=== WORK TO COMPLETE ===
Retype the data below word for word, starting at its first line and ending with the line that contains "- time-progress-fill: [82, 463, 458, 469]", including both of those lines.

(Excerpts from a layout annotation set)

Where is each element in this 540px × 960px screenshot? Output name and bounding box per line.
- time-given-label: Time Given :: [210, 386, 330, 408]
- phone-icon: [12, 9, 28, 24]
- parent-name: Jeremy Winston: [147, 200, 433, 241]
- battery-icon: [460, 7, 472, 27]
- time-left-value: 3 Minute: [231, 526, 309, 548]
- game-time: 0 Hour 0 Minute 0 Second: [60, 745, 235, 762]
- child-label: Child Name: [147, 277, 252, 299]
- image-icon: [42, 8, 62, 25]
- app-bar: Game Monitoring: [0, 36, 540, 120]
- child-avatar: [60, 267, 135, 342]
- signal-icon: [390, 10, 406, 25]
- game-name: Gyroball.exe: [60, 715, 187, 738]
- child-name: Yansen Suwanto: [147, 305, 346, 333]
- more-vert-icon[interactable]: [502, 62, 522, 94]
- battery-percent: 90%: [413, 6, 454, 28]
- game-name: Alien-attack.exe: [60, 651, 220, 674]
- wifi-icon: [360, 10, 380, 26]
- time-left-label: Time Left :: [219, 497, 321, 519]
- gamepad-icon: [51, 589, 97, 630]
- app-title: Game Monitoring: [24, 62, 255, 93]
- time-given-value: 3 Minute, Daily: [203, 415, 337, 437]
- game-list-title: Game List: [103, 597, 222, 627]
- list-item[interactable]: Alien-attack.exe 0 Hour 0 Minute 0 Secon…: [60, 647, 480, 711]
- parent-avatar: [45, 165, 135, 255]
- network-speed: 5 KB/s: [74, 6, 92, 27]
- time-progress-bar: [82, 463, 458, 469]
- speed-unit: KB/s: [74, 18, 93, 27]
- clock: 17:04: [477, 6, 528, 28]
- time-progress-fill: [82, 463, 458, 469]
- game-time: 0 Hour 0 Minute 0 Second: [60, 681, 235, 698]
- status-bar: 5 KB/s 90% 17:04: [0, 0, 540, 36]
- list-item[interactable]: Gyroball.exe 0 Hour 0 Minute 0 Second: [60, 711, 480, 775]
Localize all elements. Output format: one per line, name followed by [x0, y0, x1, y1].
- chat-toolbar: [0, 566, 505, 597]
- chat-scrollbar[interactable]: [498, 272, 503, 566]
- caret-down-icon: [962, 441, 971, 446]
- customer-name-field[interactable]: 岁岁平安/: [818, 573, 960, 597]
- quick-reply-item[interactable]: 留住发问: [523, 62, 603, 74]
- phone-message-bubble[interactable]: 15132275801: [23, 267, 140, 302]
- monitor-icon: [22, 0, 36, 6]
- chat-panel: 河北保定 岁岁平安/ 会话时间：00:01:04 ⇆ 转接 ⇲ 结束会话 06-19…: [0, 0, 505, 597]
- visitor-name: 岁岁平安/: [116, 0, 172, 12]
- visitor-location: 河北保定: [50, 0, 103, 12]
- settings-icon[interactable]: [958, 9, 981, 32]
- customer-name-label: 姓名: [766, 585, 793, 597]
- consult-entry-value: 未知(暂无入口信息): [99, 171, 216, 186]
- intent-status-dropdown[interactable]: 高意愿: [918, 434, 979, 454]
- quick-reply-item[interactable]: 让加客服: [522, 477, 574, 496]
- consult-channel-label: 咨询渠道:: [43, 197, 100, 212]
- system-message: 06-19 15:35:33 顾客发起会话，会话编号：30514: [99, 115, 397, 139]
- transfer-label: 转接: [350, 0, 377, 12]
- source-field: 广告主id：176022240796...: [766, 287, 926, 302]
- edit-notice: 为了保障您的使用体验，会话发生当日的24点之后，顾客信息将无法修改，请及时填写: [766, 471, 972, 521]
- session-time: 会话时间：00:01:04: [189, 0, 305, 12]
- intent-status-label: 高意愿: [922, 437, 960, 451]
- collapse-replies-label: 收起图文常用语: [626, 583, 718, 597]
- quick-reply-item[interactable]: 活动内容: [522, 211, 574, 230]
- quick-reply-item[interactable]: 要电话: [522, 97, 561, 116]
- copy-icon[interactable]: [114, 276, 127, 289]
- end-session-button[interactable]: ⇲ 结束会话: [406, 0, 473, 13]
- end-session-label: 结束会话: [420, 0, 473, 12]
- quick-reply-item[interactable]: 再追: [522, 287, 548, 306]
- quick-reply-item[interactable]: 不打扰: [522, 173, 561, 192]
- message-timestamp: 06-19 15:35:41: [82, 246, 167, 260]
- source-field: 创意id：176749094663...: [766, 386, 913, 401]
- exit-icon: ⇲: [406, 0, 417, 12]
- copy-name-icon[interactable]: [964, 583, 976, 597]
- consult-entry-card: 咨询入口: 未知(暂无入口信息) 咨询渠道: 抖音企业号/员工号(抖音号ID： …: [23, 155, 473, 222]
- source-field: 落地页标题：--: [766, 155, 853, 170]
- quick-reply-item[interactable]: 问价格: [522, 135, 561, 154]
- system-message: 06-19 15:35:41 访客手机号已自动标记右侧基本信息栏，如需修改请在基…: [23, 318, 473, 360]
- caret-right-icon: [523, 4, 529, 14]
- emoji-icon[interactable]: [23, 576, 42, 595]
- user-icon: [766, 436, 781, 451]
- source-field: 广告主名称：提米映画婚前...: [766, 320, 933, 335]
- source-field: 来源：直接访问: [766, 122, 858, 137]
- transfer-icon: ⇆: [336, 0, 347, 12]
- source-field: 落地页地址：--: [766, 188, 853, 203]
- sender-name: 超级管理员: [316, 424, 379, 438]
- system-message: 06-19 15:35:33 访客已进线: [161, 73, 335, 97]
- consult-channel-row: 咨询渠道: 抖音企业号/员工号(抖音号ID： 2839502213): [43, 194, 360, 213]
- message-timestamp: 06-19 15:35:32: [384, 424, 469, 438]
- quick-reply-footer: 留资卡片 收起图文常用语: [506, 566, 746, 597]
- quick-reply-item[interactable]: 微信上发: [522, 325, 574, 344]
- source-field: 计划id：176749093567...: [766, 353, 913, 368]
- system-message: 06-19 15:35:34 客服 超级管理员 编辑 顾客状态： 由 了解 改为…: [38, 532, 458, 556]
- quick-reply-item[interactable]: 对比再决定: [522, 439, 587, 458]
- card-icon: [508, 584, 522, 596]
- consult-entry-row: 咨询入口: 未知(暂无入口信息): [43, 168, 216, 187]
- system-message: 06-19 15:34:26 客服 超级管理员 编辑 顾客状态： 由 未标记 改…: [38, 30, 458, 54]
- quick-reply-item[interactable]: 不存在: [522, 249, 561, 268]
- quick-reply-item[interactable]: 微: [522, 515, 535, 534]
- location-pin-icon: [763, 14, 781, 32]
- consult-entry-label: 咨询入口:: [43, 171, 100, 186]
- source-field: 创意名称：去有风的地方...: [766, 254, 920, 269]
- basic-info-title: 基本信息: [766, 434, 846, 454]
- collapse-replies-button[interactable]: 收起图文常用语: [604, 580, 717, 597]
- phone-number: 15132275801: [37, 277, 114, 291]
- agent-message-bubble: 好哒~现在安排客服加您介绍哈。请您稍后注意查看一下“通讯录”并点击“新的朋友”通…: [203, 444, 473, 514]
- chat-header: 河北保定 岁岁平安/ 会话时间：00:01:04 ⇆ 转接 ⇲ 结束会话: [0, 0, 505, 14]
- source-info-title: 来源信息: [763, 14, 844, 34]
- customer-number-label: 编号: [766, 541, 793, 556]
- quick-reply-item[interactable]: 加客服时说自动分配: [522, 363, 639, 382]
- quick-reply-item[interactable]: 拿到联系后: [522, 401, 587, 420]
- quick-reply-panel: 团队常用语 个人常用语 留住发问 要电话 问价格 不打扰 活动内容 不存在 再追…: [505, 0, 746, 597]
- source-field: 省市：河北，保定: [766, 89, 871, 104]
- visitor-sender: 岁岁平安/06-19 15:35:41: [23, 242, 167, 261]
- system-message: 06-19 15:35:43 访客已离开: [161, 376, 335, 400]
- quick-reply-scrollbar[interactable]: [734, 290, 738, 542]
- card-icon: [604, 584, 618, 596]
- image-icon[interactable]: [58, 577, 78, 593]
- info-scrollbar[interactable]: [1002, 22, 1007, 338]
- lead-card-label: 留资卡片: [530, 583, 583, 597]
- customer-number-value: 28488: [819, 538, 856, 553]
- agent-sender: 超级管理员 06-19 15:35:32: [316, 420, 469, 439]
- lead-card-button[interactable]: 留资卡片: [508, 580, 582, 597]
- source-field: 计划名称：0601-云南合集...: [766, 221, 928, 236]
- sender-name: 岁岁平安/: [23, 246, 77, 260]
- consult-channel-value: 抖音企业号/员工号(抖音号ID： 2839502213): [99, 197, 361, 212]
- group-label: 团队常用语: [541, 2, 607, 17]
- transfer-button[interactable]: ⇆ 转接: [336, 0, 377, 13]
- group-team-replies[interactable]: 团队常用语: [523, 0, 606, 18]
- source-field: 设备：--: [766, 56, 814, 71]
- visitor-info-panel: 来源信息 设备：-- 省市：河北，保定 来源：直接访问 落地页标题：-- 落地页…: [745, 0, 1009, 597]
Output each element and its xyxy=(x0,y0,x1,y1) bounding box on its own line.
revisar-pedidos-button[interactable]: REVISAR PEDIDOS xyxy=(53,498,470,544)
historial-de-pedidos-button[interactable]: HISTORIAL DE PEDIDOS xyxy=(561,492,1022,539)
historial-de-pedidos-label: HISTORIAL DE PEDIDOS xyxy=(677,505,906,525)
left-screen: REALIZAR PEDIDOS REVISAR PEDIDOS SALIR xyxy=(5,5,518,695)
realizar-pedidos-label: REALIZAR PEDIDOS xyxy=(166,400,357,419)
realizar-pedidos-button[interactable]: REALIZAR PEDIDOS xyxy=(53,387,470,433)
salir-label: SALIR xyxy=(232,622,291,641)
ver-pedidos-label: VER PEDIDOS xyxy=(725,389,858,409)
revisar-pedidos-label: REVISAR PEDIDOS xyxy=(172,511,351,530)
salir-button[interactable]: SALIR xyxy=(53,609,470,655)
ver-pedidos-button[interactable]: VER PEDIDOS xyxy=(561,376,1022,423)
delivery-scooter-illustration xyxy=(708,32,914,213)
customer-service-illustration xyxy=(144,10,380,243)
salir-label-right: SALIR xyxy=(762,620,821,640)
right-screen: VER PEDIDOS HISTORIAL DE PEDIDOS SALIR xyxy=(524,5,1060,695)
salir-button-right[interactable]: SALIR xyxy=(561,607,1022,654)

=== ANSWER TO THIS EXERCISE ===
Where is each element in this 540px × 960px screenshot? Output name and bounding box per line.
- time-given-label: Time Given :: [210, 386, 330, 408]
- phone-icon: [12, 9, 28, 24]
- parent-name: Jeremy Winston: [147, 200, 433, 241]
- battery-icon: [460, 7, 472, 27]
- time-left-value: 3 Minute: [231, 526, 309, 548]
- game-time: 0 Hour 0 Minute 0 Second: [60, 745, 235, 762]
- child-label: Child Name: [147, 277, 252, 299]
- image-icon: [42, 8, 62, 25]
- app-bar: Game Monitoring: [0, 36, 540, 120]
- child-avatar: [60, 267, 135, 342]
- signal-icon: [390, 10, 406, 25]
- game-name: Gyroball.exe: [60, 715, 187, 738]
- child-name: Yansen Suwanto: [147, 305, 346, 333]
- more-vert-icon[interactable]: [502, 62, 522, 94]
- battery-percent: 90%: [413, 6, 454, 28]
- game-name: Alien-attack.exe: [60, 651, 220, 674]
- wifi-icon: [360, 10, 380, 26]
- time-left-label: Time Left :: [219, 497, 321, 519]
- gamepad-icon: [51, 589, 97, 630]
- app-title: Game Monitoring: [24, 62, 255, 93]
- time-given-value: 3 Minute, Daily: [203, 415, 337, 437]
- game-list-title: Game List: [103, 597, 222, 627]
- list-item[interactable]: Alien-attack.exe 0 Hour 0 Minute 0 Secon…: [60, 647, 480, 711]
- parent-avatar: [45, 165, 135, 255]
- network-speed: 5 KB/s: [74, 6, 92, 27]
- time-progress-bar: [82, 463, 458, 469]
- speed-unit: KB/s: [74, 18, 93, 27]
- clock: 17:04: [477, 6, 528, 28]
- time-progress-fill: [82, 463, 458, 469]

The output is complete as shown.